Work to complete:
A. In the IPFS browser proposal, which organization operates the ipfs.io and dweb.link gateways?
B. Render this sentence from the IPFS browser proposal in Spanish: "The InterPlanetary File System (IPFS) meets these user needs in various ways depending on how and where it is implemented."
C. Go on writing the IPFS browser proposal, starting after its last sentence.

### Text excerpt ###

IPFS features in web browsers

autonome commented 8 months ago

Introduction

The web today uses locations (URLs) almost exclusively as the resolver for content. This fails to meet user needs when content changes, websites are down, or companies close. While these constraints are features for many use cases, other use cases require content to be accessed independently of a single and/or original location. Examples are web archives for mitigating mis/disinformation, content shared across/between websites, and web applications which need to work on networks where DNS resolution is not possible.

The InterPlanetary File System (IPFS) meets these user needs in various ways depending on how and where it is implemented.

However, a common pattern is to access IPFS-addressed data via a single HTTP gateway, without verifying that the content is unmodified. This is problematic for many reasons, from privacy to data manipulation to scaling.

This is a proposal to discuss in the WICG how web browsers might integrate a subset of IPFS such that it is safe for users, aligns with the web's origin security model and does not require paradigmatic changes to browsers' HTTP-centric code base. Examples could be IPFS CIDs for SRI, Fetch integration, native addressing support, and verifiable retrieval of content-addressed resources from IPFS through multiple HTTP gateways as has been prototyped thus far, and detailed in this explainer.

The goals of incubation discussion at the WICG are:

Identify and specify feature integration points
Review privacy threats and solutions / mitigations
Review security threats and solutions / mitigations
Draft recommendations for user agent communication in user interfaces for end users
Scope and prioritize how future IPFS features could work on the web, using more of its transport-agnostic nature for user benefit

IPFS Use Today

The IPFS DHT has ~200,000 unique peers on average at the time of this writing. There are many client-only IPFS implementations which are not represented in this number.

HTTP use of the IPFS network through gateways is not represented in the DHT. There are many IPFS gateways, large and small. Some are listed at the IPFS Public Gateway Checker. The ipfs.io and dweb.link gateways are operated by Protocol Labs, and are averaging ~1.25 million requests per day.

There are many implementations and integrations of IPFS in non-browser contexts, from support in tools like curl, ffmpeg and mpv to implementations in various programming languages and platforms.

The metrics above are all available on an ongoing basis at https://probelab.io.

Browsers and Extensions

Chromium: Schemes are allow-listed. Deeper support in Chromium is an ongoing project by Protocol Labs, Little Bear Labs, and Igalia on everything from better non-HTTP address handling to experimental IPFS client support. Various issues filed for Chromium, blog post.
Brave Browser: Brave has had IPFS features for many years, from bundling IPFS Companion to native address support to running a full Kubo node. See their product documentation for more on their IPFS features.
Opera: Native IPFS address support in desktop, iOS and Android, redirected to an HTTP gateway as announced here.
Firefox: Has allow-listed the protocol schemes for browser extensions.
IPFS Companion: Browser extension available for Chrome (and Chromium based browsers) and Firefox, adds a suite of features to pair your browser with a locally-running IPFS node. Available in Chrome web store and Mozilla addons for Firefox.

Learn More

In the spirit of not megadumping the entire IPFS universe here, I've tried to keep this proposal concise until there's a decision about whether WICG is an appropriate venue for discussing IPFS features in web browsers or not.

### Stored data ###

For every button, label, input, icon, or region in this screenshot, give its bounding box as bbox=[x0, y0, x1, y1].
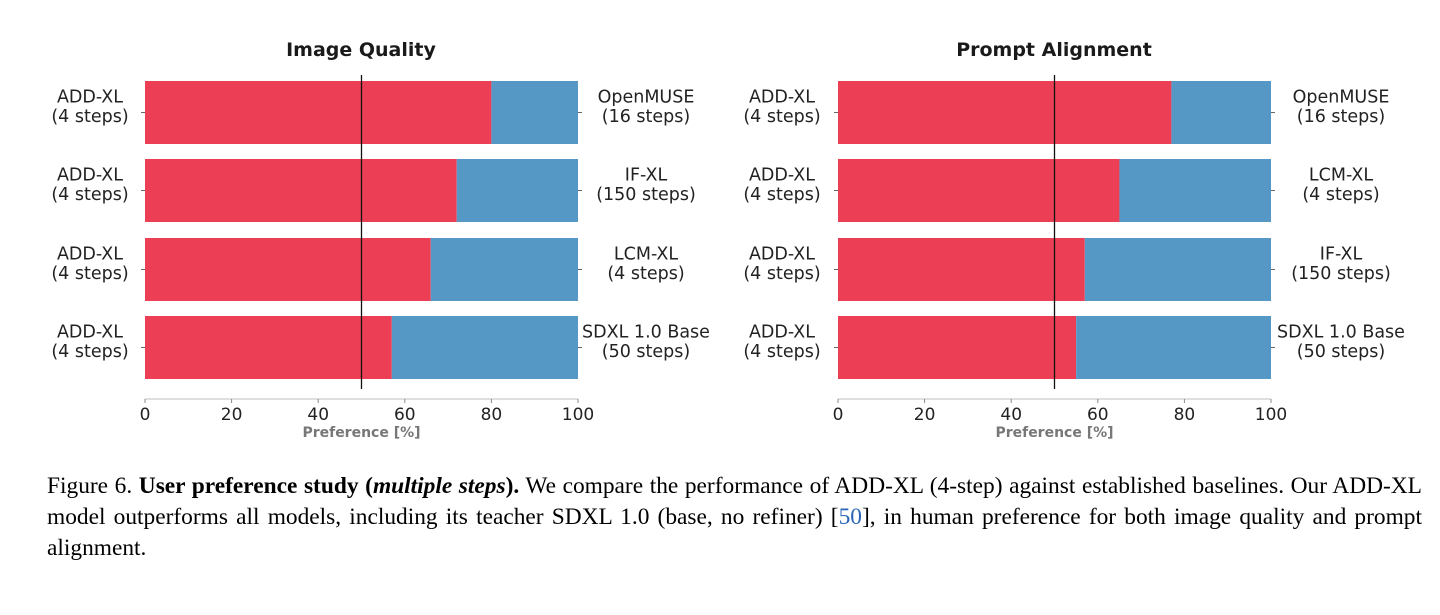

###

The results:
A. Protocol Labs

B. El InterPlanetary File System (IPFS) satisface estas necesidades de los usuarios de diversas maneras, según cómo y dónde se implemente.

C.
If you'd like to read more about the Chromium multi-gateway verified client prototype, please read the explainer here.

If you'd like to learn more about IPFS generally, here are some places to start:

Feedback

Please provide all feedback below.

backkem commented 8 months ago

I certainly think this is worth exploring.

My main concern is around introducing full-stack vs narrow protocols/features. I would consider IPFS in its entirety as 'full stack'. What if I want to connect to other (decentralized) protocols? (Purely illustrative: Arweave or POKT come to mind) I would prefer, where possible, to identify narrow solutions to problems like service discovery, registering protocol handlers, etc. If we can find those, it puts the tools back in the hands of developers, à la "innovation at the edge".

From the ipfs-chromium explainer:

It also provides for opportunities down the road for natural synergies, for example using Chromium's mDNS abilities to discover nearby Kubo gateways.

This sounds similar to what we're doing in the Local Peer-to-Peer API. With this API you could connect securely to a IPFS gateway running on your LAN.

autonome commented 8 months ago

My main concern is around introducing full-stack vs narrow protocols/features.

The approach in the Chromium integration experiment has been primarily at the addressing and verification layers, so very very thin. All HTTP under the hood.

We likely need better language for how we talk about "protocols" vs "features".

What if I want to connect to other (decentralized) protocols? (Purely illustrative: Arweave or POKT come to mind)

This proposal is to talk about IPFS here at WICG, not because IPFS is decentralized, but in the context of specific end user needs that it meets, and vendor activity around it.

I would prefer, where possible, to identify narrow solutions to problems like service discovery, registering protocol handlers, etc. If we can find those, it puts the tools back in the hands of developers, à la "innovation at the edge".

+1

autonome commented 8 months ago

This sounds similar to what we're doing in the Local Peer-to-Peer API. With this API you could connect securely to a IPFS gateway running on your LAN.

Fantastic, a great example of the narrow/decoupled approach you described above.

backkem commented 7 months ago

Looks like I didn't fully internalize the scoping of the proposal. My apologies.

A predominant goal would likely be to allow the user agent to validate that the received content matches its content-address, preferably anywhere that content can be fetched by a (content-addressed) URI. The agent would have to:

(optional) Resolve the content-address, using IPNS or DNSLink.
Extract the content hash from the URI
Verify the hash against the fetched content

I guess it would be possible to loosly-couple each step. But each step, especially step 2, would require protocol-specific handling. The protocol-specific logic would have to be shipped with the browser or maybe the registerProtocolHandler could be extended to inject such logic.

John-LittleBearLabs commented 7 months ago

(optional) Resolve the content-address, using IPNS or DNSLink.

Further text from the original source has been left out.